_TO DO_
Pick out all lines of the entries that include the word "ESTADO" and copy them.

------------

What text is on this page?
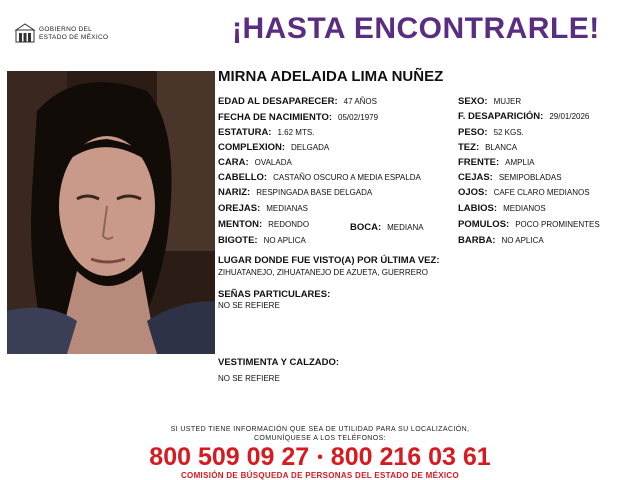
GOBIERNO DEL
ESTADO DE MÉXICO	¡HASTA ENCONTRARLE!
MIRNA ADELAIDA LIMA NUÑEZ
EDAD AL DESAPARECER: 47 AÑOS
FECHA DE NACIMIENTO: 05/02/1979
ESTATURA: 1.62 MTS.
COMPLEXION: DELGADA
CARA: OVALADA
CABELLO: CASTAÑO OSCURO A MEDIA ESPALDA
NARIZ: RESPINGADA BASE DELGADA
OREJAS: MEDIANAS
MENTON: REDONDO	BOCA: MEDIANA
BIGOTE: NO APLICA
SEXO: MUJER
F. DESAPARICIÓN: 29/01/2026
PESO: 52 KGS.
TEZ: BLANCA
FRENTE: AMPLIA
CEJAS: SEMIPOBLADAS
OJOS: CAFE CLARO MEDIANOS
LABIOS: MEDIANOS
POMULOS: POCO PROMINENTES
BARBA: NO APLICA
LUGAR DONDE FUE VISTO(A) POR ÚLTIMA VEZ:
ZIHUATANEJO, ZIHUATANEJO DE AZUETA, GUERRERO
SEÑAS PARTICULARES:
NO SE REFIERE
VESTIMENTA Y CALZADO:
NO SE REFIERE
SI USTED TIENE INFORMACIÓN QUE SEA DE UTILIDAD PARA SU LOCALIZACIÓN,
COMUNÍQUESE A LOS TELÉFONOS:
800 509 09 27 • 800 216 03 61
COMISIÓN DE BÚSQUEDA DE PERSONAS DEL ESTADO DE MÉXICO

------------

_WRITTEN SOLUTION_
ESTADO DE MÉXICO	¡HASTA ENCONTRARLE!
COMISIÓN DE BÚSQUEDA DE PERSONAS DEL ESTADO DE MÉXICO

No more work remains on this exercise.